### Data for the task

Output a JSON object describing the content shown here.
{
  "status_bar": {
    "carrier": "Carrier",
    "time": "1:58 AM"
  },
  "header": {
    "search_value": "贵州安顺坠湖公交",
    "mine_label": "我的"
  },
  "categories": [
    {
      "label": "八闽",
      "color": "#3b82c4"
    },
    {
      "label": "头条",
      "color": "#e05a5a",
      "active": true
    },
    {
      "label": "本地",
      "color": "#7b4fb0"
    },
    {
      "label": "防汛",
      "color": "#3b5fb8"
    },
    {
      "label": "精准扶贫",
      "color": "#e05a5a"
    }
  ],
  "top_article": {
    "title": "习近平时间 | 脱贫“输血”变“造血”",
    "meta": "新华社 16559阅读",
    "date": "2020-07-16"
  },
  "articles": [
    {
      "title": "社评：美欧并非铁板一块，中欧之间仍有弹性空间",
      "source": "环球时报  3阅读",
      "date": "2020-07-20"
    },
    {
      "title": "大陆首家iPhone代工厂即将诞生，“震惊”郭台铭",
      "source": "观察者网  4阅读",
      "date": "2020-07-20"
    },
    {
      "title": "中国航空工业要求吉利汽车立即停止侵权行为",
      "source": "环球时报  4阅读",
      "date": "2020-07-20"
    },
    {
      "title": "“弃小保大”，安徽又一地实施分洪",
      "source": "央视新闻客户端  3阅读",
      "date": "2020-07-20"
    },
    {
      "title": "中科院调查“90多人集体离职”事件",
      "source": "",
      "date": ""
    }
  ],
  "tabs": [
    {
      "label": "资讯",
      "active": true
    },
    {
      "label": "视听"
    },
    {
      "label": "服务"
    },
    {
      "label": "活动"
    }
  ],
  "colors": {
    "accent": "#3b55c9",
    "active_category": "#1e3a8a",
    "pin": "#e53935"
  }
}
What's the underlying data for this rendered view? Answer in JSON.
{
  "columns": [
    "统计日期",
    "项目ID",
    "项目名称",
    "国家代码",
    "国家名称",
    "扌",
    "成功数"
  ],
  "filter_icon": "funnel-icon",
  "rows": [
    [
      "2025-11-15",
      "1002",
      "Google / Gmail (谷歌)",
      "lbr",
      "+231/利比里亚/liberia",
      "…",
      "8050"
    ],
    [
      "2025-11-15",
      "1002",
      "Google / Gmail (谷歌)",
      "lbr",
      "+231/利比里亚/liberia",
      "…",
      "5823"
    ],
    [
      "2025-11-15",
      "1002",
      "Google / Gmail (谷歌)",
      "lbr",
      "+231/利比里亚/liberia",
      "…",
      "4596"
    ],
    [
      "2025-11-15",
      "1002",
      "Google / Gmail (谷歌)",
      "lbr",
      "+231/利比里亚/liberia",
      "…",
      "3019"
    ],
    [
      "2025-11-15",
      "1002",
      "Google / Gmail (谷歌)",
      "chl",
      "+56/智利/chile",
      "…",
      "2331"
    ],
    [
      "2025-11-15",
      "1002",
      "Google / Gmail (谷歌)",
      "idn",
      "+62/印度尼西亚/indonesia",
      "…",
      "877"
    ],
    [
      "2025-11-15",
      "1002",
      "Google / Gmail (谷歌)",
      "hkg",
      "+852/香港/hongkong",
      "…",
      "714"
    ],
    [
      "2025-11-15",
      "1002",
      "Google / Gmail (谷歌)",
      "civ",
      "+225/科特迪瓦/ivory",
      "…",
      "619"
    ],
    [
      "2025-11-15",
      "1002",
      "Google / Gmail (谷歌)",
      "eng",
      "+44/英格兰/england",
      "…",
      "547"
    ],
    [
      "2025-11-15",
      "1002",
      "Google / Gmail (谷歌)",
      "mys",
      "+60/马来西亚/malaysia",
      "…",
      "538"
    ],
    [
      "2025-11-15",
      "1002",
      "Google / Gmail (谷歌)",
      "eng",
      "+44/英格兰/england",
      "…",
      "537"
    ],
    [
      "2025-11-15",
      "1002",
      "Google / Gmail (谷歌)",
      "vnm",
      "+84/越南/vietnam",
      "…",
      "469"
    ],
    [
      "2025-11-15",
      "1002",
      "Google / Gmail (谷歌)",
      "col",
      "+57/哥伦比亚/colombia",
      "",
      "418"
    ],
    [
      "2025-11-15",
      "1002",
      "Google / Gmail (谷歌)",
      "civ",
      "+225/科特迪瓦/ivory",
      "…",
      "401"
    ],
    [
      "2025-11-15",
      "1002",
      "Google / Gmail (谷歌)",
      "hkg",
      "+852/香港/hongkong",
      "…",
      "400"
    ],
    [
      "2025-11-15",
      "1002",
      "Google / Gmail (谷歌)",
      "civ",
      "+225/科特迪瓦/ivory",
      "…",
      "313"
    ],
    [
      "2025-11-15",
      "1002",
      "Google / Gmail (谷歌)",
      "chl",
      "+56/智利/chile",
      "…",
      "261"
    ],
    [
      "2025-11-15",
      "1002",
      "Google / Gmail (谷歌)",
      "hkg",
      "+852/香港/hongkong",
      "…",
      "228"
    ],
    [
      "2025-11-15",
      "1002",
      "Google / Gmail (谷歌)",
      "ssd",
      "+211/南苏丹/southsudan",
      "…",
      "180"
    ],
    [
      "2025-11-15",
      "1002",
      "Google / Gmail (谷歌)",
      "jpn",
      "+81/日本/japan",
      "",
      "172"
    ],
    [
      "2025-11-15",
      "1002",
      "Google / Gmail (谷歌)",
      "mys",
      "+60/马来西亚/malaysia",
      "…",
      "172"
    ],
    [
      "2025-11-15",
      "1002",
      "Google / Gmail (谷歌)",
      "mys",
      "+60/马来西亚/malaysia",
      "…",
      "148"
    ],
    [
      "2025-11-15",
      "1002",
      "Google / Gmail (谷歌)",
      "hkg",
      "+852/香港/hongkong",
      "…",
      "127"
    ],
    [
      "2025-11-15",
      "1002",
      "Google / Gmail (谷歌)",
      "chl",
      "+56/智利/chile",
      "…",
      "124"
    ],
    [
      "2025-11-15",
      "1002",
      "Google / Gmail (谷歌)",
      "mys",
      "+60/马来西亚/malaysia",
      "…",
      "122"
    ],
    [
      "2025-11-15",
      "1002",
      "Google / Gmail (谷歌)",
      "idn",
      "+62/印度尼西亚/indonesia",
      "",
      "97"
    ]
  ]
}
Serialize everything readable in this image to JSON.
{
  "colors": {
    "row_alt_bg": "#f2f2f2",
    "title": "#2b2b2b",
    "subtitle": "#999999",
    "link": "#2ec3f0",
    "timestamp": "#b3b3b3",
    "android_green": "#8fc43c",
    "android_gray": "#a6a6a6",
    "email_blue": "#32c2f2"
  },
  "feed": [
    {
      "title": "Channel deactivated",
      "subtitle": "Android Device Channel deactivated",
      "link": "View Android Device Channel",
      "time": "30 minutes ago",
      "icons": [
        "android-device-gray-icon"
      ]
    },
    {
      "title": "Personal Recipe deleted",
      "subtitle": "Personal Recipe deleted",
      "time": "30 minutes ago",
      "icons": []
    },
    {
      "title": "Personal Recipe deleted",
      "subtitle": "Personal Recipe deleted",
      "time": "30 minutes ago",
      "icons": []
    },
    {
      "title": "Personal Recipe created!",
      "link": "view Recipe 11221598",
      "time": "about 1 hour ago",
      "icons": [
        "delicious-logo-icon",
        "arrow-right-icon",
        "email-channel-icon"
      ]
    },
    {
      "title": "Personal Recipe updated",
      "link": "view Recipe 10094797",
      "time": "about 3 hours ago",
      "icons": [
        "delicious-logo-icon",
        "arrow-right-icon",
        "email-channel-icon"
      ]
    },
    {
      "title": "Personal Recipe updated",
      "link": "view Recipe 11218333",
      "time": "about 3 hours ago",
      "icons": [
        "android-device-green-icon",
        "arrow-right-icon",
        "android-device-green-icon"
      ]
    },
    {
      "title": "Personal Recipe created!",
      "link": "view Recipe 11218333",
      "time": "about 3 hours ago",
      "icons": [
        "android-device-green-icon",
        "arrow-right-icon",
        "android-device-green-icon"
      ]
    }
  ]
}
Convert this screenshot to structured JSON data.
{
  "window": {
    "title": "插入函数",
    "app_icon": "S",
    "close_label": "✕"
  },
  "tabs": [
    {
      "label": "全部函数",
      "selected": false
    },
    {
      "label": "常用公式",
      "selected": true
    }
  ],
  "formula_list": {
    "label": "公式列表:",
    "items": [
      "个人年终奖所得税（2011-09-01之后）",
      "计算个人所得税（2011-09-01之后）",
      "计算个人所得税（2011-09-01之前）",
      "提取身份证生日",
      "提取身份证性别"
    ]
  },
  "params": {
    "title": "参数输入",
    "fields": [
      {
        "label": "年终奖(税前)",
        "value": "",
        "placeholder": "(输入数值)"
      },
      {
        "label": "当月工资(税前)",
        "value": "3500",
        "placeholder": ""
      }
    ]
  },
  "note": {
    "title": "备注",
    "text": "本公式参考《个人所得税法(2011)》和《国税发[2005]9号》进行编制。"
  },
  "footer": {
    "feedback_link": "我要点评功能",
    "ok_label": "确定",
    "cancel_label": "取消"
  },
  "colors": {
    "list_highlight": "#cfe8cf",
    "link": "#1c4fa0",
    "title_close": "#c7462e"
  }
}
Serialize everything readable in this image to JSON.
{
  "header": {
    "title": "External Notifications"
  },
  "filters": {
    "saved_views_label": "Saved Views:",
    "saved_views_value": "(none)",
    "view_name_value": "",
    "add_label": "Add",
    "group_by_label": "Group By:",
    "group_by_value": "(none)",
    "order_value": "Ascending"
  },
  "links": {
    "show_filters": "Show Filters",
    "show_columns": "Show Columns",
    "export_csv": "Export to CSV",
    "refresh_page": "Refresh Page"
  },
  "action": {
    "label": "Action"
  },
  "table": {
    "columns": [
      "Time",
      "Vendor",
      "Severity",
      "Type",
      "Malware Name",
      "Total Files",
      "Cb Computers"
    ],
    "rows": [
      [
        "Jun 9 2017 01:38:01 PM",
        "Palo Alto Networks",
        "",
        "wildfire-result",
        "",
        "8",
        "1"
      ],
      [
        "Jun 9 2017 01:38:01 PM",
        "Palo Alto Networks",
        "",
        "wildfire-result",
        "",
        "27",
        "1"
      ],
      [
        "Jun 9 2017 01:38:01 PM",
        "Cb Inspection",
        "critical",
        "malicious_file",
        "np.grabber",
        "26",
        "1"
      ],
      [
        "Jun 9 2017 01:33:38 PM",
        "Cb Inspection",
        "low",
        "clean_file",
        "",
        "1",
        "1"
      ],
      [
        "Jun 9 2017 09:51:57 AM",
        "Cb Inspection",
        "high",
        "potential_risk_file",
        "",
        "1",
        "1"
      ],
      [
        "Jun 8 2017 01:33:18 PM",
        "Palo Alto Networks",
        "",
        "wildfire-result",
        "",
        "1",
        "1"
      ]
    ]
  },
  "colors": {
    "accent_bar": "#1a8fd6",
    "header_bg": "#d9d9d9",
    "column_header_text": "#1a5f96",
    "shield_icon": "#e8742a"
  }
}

######

Request: Determine the number of lines in the entries above where the string "source" appears. Answer with the number alone.

Response to the task: 5